**Task goal:**
Reproduce the entries exactly.

**Exercise material:**
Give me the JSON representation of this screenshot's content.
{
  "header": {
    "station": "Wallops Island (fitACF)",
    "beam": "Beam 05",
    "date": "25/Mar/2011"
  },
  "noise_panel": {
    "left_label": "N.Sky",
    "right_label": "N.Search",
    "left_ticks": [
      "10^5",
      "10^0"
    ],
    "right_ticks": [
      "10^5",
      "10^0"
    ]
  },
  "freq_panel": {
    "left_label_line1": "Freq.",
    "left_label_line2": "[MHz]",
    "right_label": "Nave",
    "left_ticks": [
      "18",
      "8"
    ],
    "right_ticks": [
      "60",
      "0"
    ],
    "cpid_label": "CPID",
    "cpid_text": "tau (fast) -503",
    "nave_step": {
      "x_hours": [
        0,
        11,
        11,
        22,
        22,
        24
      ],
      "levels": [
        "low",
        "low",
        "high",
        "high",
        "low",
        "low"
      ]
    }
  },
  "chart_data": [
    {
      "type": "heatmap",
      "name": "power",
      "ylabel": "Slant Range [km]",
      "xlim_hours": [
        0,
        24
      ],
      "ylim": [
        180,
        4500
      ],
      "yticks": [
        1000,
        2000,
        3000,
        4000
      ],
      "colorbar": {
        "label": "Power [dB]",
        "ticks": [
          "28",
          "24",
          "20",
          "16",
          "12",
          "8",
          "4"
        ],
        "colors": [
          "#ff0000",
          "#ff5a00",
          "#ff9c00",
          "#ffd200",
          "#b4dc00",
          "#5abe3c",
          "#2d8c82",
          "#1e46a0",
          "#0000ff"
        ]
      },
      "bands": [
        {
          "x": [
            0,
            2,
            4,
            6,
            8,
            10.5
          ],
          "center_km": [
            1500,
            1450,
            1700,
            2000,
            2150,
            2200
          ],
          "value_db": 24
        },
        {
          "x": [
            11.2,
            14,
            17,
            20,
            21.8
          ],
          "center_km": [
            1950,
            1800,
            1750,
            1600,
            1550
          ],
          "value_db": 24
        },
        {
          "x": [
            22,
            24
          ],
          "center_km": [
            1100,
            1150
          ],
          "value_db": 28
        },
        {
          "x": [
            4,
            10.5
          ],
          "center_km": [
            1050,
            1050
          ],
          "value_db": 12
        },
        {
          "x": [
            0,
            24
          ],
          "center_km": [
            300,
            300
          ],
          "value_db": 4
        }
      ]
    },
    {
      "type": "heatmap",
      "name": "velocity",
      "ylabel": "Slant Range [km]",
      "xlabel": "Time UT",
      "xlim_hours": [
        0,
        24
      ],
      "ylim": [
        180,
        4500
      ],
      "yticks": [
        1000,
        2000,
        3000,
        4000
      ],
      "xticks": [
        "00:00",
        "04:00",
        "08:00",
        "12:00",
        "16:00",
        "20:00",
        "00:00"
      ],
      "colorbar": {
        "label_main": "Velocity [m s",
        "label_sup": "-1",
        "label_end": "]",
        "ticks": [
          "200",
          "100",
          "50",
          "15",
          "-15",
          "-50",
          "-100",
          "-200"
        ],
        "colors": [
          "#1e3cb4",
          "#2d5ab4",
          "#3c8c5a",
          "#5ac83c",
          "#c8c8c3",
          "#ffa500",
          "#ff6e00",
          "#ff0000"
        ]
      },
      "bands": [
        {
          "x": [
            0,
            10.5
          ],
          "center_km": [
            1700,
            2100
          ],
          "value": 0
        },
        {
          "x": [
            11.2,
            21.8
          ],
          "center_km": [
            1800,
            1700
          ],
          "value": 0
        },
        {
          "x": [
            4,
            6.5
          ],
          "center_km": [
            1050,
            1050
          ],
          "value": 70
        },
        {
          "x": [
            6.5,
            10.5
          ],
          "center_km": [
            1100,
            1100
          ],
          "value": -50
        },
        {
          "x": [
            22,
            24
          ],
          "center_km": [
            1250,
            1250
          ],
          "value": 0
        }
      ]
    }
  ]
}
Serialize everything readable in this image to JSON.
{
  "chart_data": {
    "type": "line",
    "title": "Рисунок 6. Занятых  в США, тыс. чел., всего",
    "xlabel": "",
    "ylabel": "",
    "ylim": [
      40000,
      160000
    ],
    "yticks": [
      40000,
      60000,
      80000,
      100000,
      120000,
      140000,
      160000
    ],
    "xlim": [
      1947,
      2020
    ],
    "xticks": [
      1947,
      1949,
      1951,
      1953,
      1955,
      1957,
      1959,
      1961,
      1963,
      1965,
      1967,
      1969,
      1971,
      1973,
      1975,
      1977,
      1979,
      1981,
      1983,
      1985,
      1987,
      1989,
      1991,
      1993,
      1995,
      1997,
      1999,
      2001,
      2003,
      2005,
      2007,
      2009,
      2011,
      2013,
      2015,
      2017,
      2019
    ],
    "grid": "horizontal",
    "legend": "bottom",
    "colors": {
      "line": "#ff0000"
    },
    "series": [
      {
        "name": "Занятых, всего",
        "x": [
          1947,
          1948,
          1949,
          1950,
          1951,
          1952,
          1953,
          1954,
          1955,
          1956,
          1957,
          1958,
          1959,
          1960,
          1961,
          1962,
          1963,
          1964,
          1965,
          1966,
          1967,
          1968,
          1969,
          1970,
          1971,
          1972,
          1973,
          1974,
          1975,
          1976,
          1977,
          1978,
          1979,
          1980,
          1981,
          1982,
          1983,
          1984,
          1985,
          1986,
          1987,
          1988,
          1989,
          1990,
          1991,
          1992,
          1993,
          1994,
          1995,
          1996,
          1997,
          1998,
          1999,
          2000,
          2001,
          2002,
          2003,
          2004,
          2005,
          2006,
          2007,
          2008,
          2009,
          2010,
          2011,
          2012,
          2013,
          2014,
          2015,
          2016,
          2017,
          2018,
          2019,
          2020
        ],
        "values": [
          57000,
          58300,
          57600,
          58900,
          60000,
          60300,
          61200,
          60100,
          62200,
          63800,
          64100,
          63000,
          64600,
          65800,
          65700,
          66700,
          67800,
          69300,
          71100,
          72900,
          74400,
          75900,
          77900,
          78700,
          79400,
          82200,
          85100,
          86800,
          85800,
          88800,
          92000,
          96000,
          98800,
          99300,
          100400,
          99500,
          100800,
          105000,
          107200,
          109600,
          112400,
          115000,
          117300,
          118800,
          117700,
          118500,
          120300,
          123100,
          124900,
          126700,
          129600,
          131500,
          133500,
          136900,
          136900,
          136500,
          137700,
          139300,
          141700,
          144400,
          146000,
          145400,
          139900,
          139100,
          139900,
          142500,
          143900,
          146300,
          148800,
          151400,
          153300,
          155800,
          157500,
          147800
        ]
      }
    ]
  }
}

**Answer for this exercise:**
Give me the JSON representation of this screenshot's content.
{
  "header": {
    "station": "Wallops Island (fitACF)",
    "beam": "Beam 05",
    "date": "25/Mar/2011"
  },
  "noise_panel": {
    "left_label": "N.Sky",
    "right_label": "N.Search",
    "left_ticks": [
      "10^5",
      "10^0"
    ],
    "right_ticks": [
      "10^5",
      "10^0"
    ]
  },
  "freq_panel": {
    "left_label_line1": "Freq.",
    "left_label_line2": "[MHz]",
    "right_label": "Nave",
    "left_ticks": [
      "18",
      "8"
    ],
    "right_ticks": [
      "60",
      "0"
    ],
    "cpid_label": "CPID",
    "cpid_text": "tau (fast) -503",
    "nave_step": {
      "x_hours": [
        0,
        11,
        11,
        22,
        22,
        24
      ],
      "levels": [
        "low",
        "low",
        "high",
        "high",
        "low",
        "low"
      ]
    }
  },
  "chart_data": [
    {
      "type": "heatmap",
      "name": "power",
      "ylabel": "Slant Range [km]",
      "xlim_hours": [
        0,
        24
      ],
      "ylim": [
        180,
        4500
      ],
      "yticks": [
        1000,
        2000,
        3000,
        4000
      ],
      "colorbar": {
        "label": "Power [dB]",
        "ticks": [
          "28",
          "24",
          "20",
          "16",
          "12",
          "8",
          "4"
        ],
        "colors": [
          "#ff0000",
          "#ff5a00",
          "#ff9c00",
          "#ffd200",
          "#b4dc00",
          "#5abe3c",
          "#2d8c82",
          "#1e46a0",
          "#0000ff"
        ]
      },
      "bands": [
        {
          "x": [
            0,
            2,
            4,
            6,
            8,
            10.5
          ],
          "center_km": [
            1500,
            1450,
            1700,
            2000,
            2150,
            2200
          ],
          "value_db": 24
        },
        {
          "x": [
            11.2,
            14,
            17,
            20,
            21.8
          ],
          "center_km": [
            1950,
            1800,
            1750,
            1600,
            1550
          ],
          "value_db": 24
        },
        {
          "x": [
            22,
            24
          ],
          "center_km": [
            1100,
            1150
          ],
          "value_db": 28
        },
        {
          "x": [
            4,
            10.5
          ],
          "center_km": [
            1050,
            1050
          ],
          "value_db": 12
        },
        {
          "x": [
            0,
            24
          ],
          "center_km": [
            300,
            300
          ],
          "value_db": 4
        }
      ]
    },
    {
      "type": "heatmap",
      "name": "velocity",
      "ylabel": "Slant Range [km]",
      "xlabel": "Time UT",
      "xlim_hours": [
        0,
        24
      ],
      "ylim": [
        180,
        4500
      ],
      "yticks": [
        1000,
        2000,
        3000,
        4000
      ],
      "xticks": [
        "00:00",
        "04:00",
        "08:00",
        "12:00",
        "16:00",
        "20:00",
        "00:00"
      ],
      "colorbar": {
        "label_main": "Velocity [m s",
        "label_sup": "-1",
        "label_end": "]",
        "ticks": [
          "200",
          "100",
          "50",
          "15",
          "-15",
          "-50",
          "-100",
          "-200"
        ],
        "colors": [
          "#1e3cb4",
          "#2d5ab4",
          "#3c8c5a",
          "#5ac83c",
          "#c8c8c3",
          "#ffa500",
          "#ff6e00",
          "#ff0000"
        ]
      },
      "bands": [
        {
          "x": [
            0,
            10.5
          ],
          "center_km": [
            1700,
            2100
          ],
          "value": 0
        },
        {
          "x": [
            11.2,
            21.8
          ],
          "center_km": [
            1800,
            1700
          ],
          "value": 0
        },
        {
          "x": [
            4,
            6.5
          ],
          "center_km": [
            1050,
            1050
          ],
          "value": 70
        },
        {
          "x": [
            6.5,
            10.5
          ],
          "center_km": [
            1100,
            1100
          ],
          "value": -50
        },
        {
          "x": [
            22,
            24
          ],
          "center_km": [
            1250,
            1250
          ],
          "value": 0
        }
      ]
    }
  ]
}
Serialize everything readable in this image to JSON.
{
  "chart_data": {
    "type": "line",
    "title": "Рисунок 6. Занятых  в США, тыс. чел., всего",
    "xlabel": "",
    "ylabel": "",
    "ylim": [
      40000,
      160000
    ],
    "yticks": [
      40000,
      60000,
      80000,
      100000,
      120000,
      140000,
      160000
    ],
    "xlim": [
      1947,
      2020
    ],
    "xticks": [
      1947,
      1949,
      1951,
      1953,
      1955,
      1957,
      1959,
      1961,
      1963,
      1965,
      1967,
      1969,
      1971,
      1973,
      1975,
      1977,
      1979,
      1981,
      1983,
      1985,
      1987,
      1989,
      1991,
      1993,
      1995,
      1997,
      1999,
      2001,
      2003,
      2005,
      2007,
      2009,
      2011,
      2013,
      2015,
      2017,
      2019
    ],
    "grid": "horizontal",
    "legend": "bottom",
    "colors": {
      "line": "#ff0000"
    },
    "series": [
      {
        "name": "Занятых, всего",
        "x": [
          1947,
          1948,
          1949,
          1950,
          1951,
          1952,
          1953,
          1954,
          1955,
          1956,
          1957,
          1958,
          1959,
          1960,
          1961,
          1962,
          1963,
          1964,
          1965,
          1966,
          1967,
          1968,
          1969,
          1970,
          1971,
          1972,
          1973,
          1974,
          1975,
          1976,
          1977,
          1978,
          1979,
          1980,
          1981,
          1982,
          1983,
          1984,
          1985,
          1986,
          1987,
          1988,
          1989,
          1990,
          1991,
          1992,
          1993,
          1994,
          1995,
          1996,
          1997,
          1998,
          1999,
          2000,
          2001,
          2002,
          2003,
          2004,
          2005,
          2006,
          2007,
          2008,
          2009,
          2010,
          2011,
          2012,
          2013,
          2014,
          2015,
          2016,
          2017,
          2018,
          2019,
          2020
        ],
        "values": [
          57000,
          58300,
          57600,
          58900,
          60000,
          60300,
          61200,
          60100,
          62200,
          63800,
          64100,
          63000,
          64600,
          65800,
          65700,
          66700,
          67800,
          69300,
          71100,
          72900,
          74400,
          75900,
          77900,
          78700,
          79400,
          82200,
          85100,
          86800,
          85800,
          88800,
          92000,
          96000,
          98800,
          99300,
          100400,
          99500,
          100800,
          105000,
          107200,
          109600,
          112400,
          115000,
          117300,
          118800,
          117700,
          118500,
          120300,
          123100,
          124900,
          126700,
          129600,
          131500,
          133500,
          136900,
          136900,
          136500,
          137700,
          139300,
          141700,
          144400,
          146000,
          145400,
          139900,
          139100,
          139900,
          142500,
          143900,
          146300,
          148800,
          151400,
          153300,
          155800,
          157500,
          147800
        ]
      }
    ]
  }
}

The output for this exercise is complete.